WHAT THE TASK REQUIRES =
You are to retype all of the data exactly as it appears.

DATASET RECORDS =
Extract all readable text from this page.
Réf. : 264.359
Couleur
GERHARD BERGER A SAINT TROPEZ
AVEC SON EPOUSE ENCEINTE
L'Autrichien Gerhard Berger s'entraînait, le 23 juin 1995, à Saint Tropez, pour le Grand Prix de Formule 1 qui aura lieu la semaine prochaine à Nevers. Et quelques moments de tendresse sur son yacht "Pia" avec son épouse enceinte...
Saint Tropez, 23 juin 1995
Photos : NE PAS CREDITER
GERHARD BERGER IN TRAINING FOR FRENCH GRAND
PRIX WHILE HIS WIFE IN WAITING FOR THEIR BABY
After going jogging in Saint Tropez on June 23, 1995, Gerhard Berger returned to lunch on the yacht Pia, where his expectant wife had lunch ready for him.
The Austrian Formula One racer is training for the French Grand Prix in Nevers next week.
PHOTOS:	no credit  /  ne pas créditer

SOLUTION TO THE PROBLEM =
Extract all readable text from this page.
Réf. : 264.359
Couleur
GERHARD BERGER A SAINT TROPEZ
AVEC SON EPOUSE ENCEINTE
L'Autrichien Gerhard Berger s'entraînait, le 23 juin 1995, à Saint Tropez, pour le Grand Prix de Formule 1 qui aura lieu la semaine prochaine à Nevers. Et quelques moments de tendresse sur son yacht "Pia" avec son épouse enceinte...
Saint Tropez, 23 juin 1995
Photos : NE PAS CREDITER
GERHARD BERGER IN TRAINING FOR FRENCH GRAND
PRIX WHILE HIS WIFE IN WAITING FOR THEIR BABY
After going jogging in Saint Tropez on June 23, 1995, Gerhard Berger returned to lunch on the yacht Pia, where his expectant wife had lunch ready for him.
The Austrian Formula One racer is training for the French Grand Prix in Nevers next week.
PHOTOS:	no credit  /  ne pas créditer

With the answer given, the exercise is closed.